MATERIAL FOR THIS TASK →
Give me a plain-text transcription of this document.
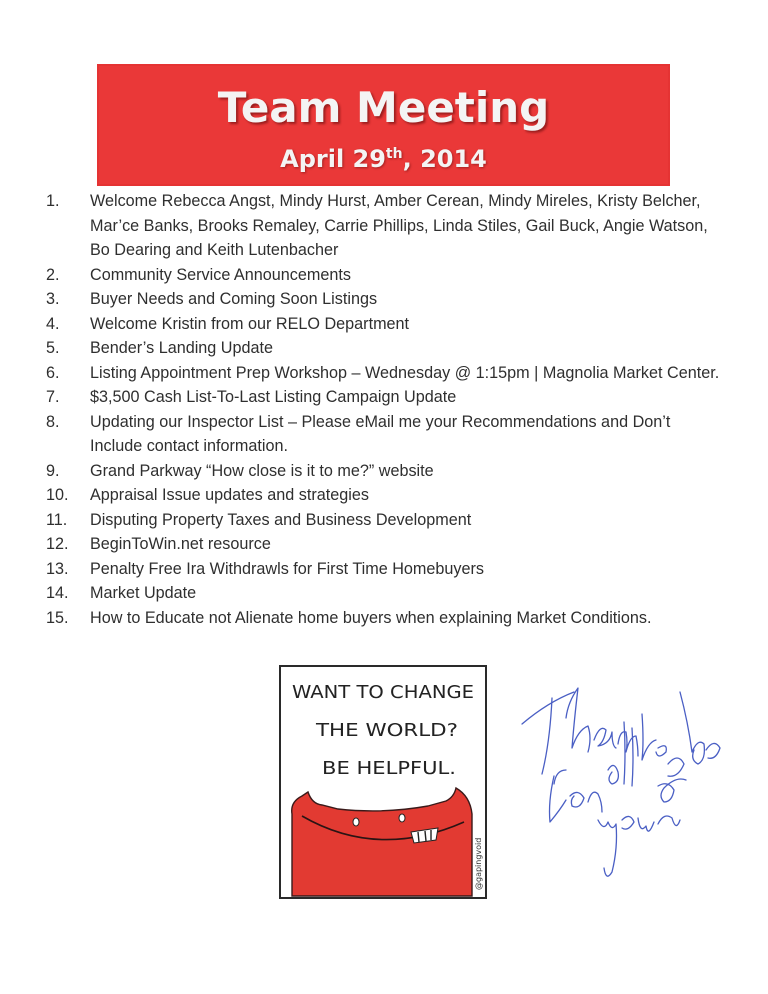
Team Meeting
April 29th, 2014
1.	Welcome Rebecca Angst, Mindy Hurst, Amber Cerean, Mindy Mireles, Kristy Belcher, Mar’ce Banks, Brooks Remaley, Carrie Phillips, Linda Stiles, Gail Buck, Angie Watson, Bo Dearing and Keith Lutenbacher
2.	Community Service Announcements
3.	Buyer Needs and Coming Soon Listings
4.	Welcome Kristin from our RELO Department
5.	Bender’s Landing Update
6.	Listing Appointment Prep Workshop – Wednesday @ 1:15pm | Magnolia Market Center.
7.	$3,500 Cash List-To-Last Listing Campaign Update
8.	Updating our Inspector List – Please eMail me your Recommendations and Don’t Include contact information.
9.	Grand Parkway “How close is it to me?” website
10.	Appraisal Issue updates and strategies
11.	Disputing Property Taxes and Business Development
12.	BeginToWin.net resource
13.	Penalty Free Ira Withdrawls for First Time Homebuyers
14.	Market Update
15.	How to Educate not Alienate home buyers when explaining Market Conditions.
WANT TO CHANGE
THE WORLD?
BE HELPFUL.
@gapingvoid
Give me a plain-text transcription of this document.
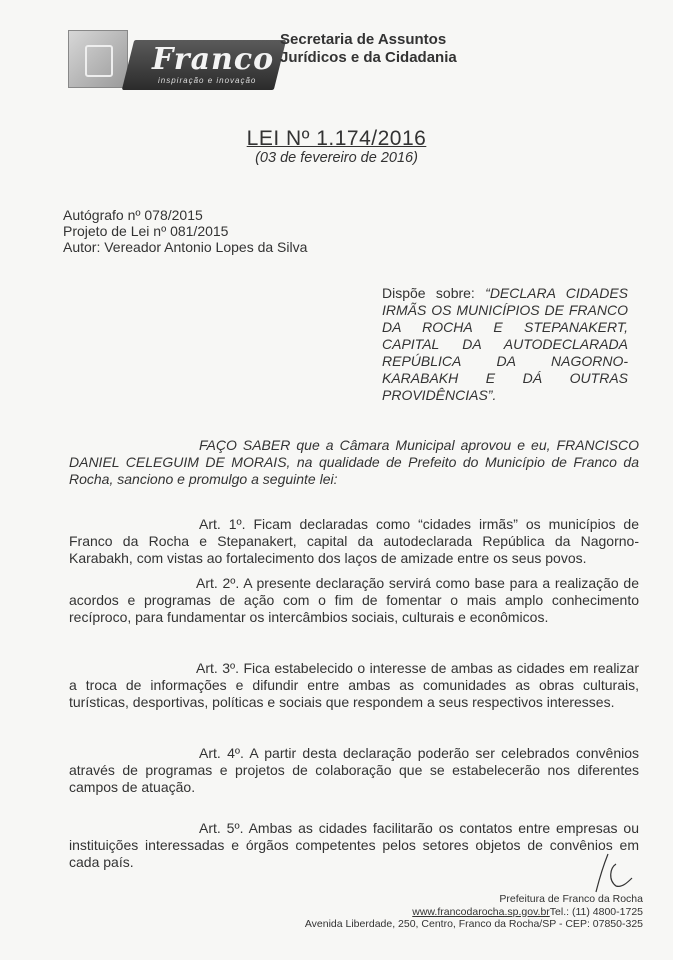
Franco
inspiração e inovação
Secretaria de Assuntos
Jurídicos e da Cidadania
LEI Nº 1.174/2016
(03 de fevereiro de 2016)
Autógrafo nº 078/2015
Projeto de Lei nº 081/2015
Autor: Vereador Antonio Lopes da Silva
Dispõe sobre: “DECLARA CIDADES IRMÃS OS MUNICÍPIOS DE FRANCO DA ROCHA E STEPANAKERT, CAPITAL DA AUTODECLARADA REPÚBLICA DA NAGORNO-KARABAKH E DÁ OUTRAS PROVIDÊNCIAS”.
FAÇO SABER que a Câmara Municipal aprovou e eu, FRANCISCO DANIEL CELEGUIM DE MORAIS, na qualidade de Prefeito do Município de Franco da Rocha, sanciono e promulgo a seguinte lei:
Art. 1º. Ficam declaradas como “cidades irmãs” os municípios de Franco da Rocha e Stepanakert, capital da autodeclarada República da Nagorno-Karabakh, com vistas ao fortalecimento dos laços de amizade entre os seus povos.
Art. 2º. A presente declaração servirá como base para a realização de acordos e programas de ação com o fim de fomentar o mais amplo conhecimento recíproco, para fundamentar os intercâmbios sociais, culturais e econômicos.
Art. 3º. Fica estabelecido o interesse de ambas as cidades em realizar a troca de informações e difundir entre ambas as comunidades as obras culturais, turísticas, desportivas, políticas e sociais que respondem a seus respectivos interesses.
Art. 4º. A partir desta declaração poderão ser celebrados convênios através de programas e projetos de colaboração que se estabelecerão nos diferentes campos de atuação.
Art. 5º. Ambas as cidades facilitarão os contatos entre empresas ou instituições interessadas e órgãos competentes pelos setores objetos de convênios em cada país.
Prefeitura de Franco da Rocha
www.francodarocha.sp.gov.brTel.: (11) 4800-1725
Avenida Liberdade, 250, Centro, Franco da Rocha/SP - CEP: 07850-325
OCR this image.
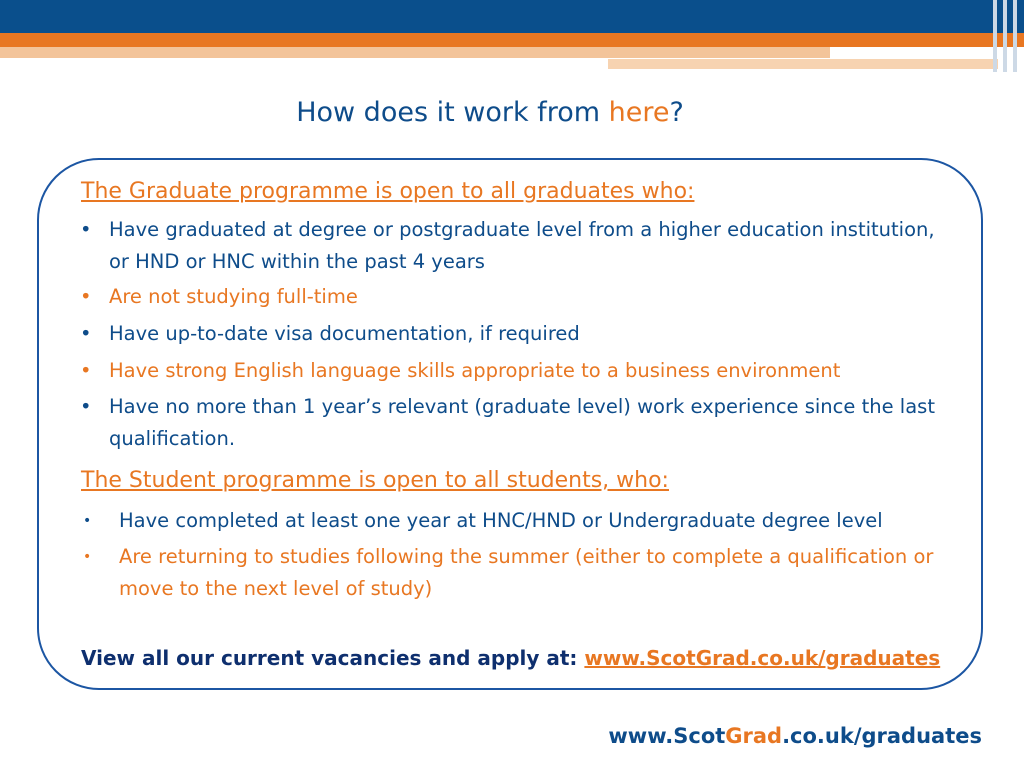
How does it work from here?

The Graduate programme is open to all graduates who:

• Have graduated at degree or postgraduate level from a higher education institution, or HND or HNC within the past 4 years
• Are not studying full-time
• Have up-to-date visa documentation, if required
• Have strong English language skills appropriate to a business environment
• Have no more than 1 year’s relevant (graduate level) work experience since the last qualification.

The Student programme is open to all students, who:

• Have completed at least one year at HNC/HND or Undergraduate degree level
• Are returning to studies following the summer (either to complete a qualification or move to the next level of study)

View all our current vacancies and apply at: www.ScotGrad.co.uk/graduates

www.ScotGrad.co.uk/graduates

WORK INSTRUCTIONS → Omit the pictures, then quote the rest of the material above exactly.

SOLUTION TO THE EXERCISE →
Give me a plain-text transcription of this document.
Team Meeting
April 29th, 2014
1.	Welcome Rebecca Angst, Mindy Hurst, Amber Cerean, Mindy Mireles, Kristy Belcher, Mar’ce Banks, Brooks Remaley, Carrie Phillips, Linda Stiles, Gail Buck, Angie Watson, Bo Dearing and Keith Lutenbacher
2.	Community Service Announcements
3.	Buyer Needs and Coming Soon Listings
4.	Welcome Kristin from our RELO Department
5.	Bender’s Landing Update
6.	Listing Appointment Prep Workshop – Wednesday @ 1:15pm | Magnolia Market Center.
7.	$3,500 Cash List-To-Last Listing Campaign Update
8.	Updating our Inspector List – Please eMail me your Recommendations and Don’t Include contact information.
9.	Grand Parkway “How close is it to me?” website
10.	Appraisal Issue updates and strategies
11.	Disputing Property Taxes and Business Development
12.	BeginToWin.net resource
13.	Penalty Free Ira Withdrawls for First Time Homebuyers
14.	Market Update
15.	How to Educate not Alienate home buyers when explaining Market Conditions.
WANT TO CHANGE
THE WORLD?
BE HELPFUL.
@gapingvoid
Give me a plain-text transcription of this document.
Franco
inspiração e inovação
Secretaria de Assuntos
Jurídicos e da Cidadania
LEI Nº 1.174/2016
(03 de fevereiro de 2016)
Autógrafo nº 078/2015
Projeto de Lei nº 081/2015
Autor: Vereador Antonio Lopes da Silva
Dispõe sobre: “DECLARA CIDADES IRMÃS OS MUNICÍPIOS DE FRANCO DA ROCHA E STEPANAKERT, CAPITAL DA AUTODECLARADA REPÚBLICA DA NAGORNO-KARABAKH E DÁ OUTRAS PROVIDÊNCIAS”.
FAÇO SABER que a Câmara Municipal aprovou e eu, FRANCISCO DANIEL CELEGUIM DE MORAIS, na qualidade de Prefeito do Município de Franco da Rocha, sanciono e promulgo a seguinte lei:
Art. 1º. Ficam declaradas como “cidades irmãs” os municípios de Franco da Rocha e Stepanakert, capital da autodeclarada República da Nagorno-Karabakh, com vistas ao fortalecimento dos laços de amizade entre os seus povos.
Art. 2º. A presente declaração servirá como base para a realização de acordos e programas de ação com o fim de fomentar o mais amplo conhecimento recíproco, para fundamentar os intercâmbios sociais, culturais e econômicos.
Art. 3º. Fica estabelecido o interesse de ambas as cidades em realizar a troca de informações e difundir entre ambas as comunidades as obras culturais, turísticas, desportivas, políticas e sociais que respondem a seus respectivos interesses.
Art. 4º. A partir desta declaração poderão ser celebrados convênios através de programas e projetos de colaboração que se estabelecerão nos diferentes campos de atuação.
Art. 5º. Ambas as cidades facilitarão os contatos entre empresas ou instituições interessadas e órgãos competentes pelos setores objetos de convênios em cada país.
Prefeitura de Franco da Rocha
www.francodarocha.sp.gov.brTel.: (11) 4800-1725
Avenida Liberdade, 250, Centro, Franco da Rocha/SP - CEP: 07850-325
OCR this image.
How does it work from here?

The Graduate programme is open to all graduates who:

• Have graduated at degree or postgraduate level from a higher education institution, or HND or HNC within the past 4 years
• Are not studying full-time
• Have up-to-date visa documentation, if required
• Have strong English language skills appropriate to a business environment
• Have no more than 1 year’s relevant (graduate level) work experience since the last qualification.

The Student programme is open to all students, who:

• Have completed at least one year at HNC/HND or Undergraduate degree level
• Are returning to studies following the summer (either to complete a qualification or move to the next level of study)

View all our current vacancies and apply at: www.ScotGrad.co.uk/graduates

www.ScotGrad.co.uk/graduates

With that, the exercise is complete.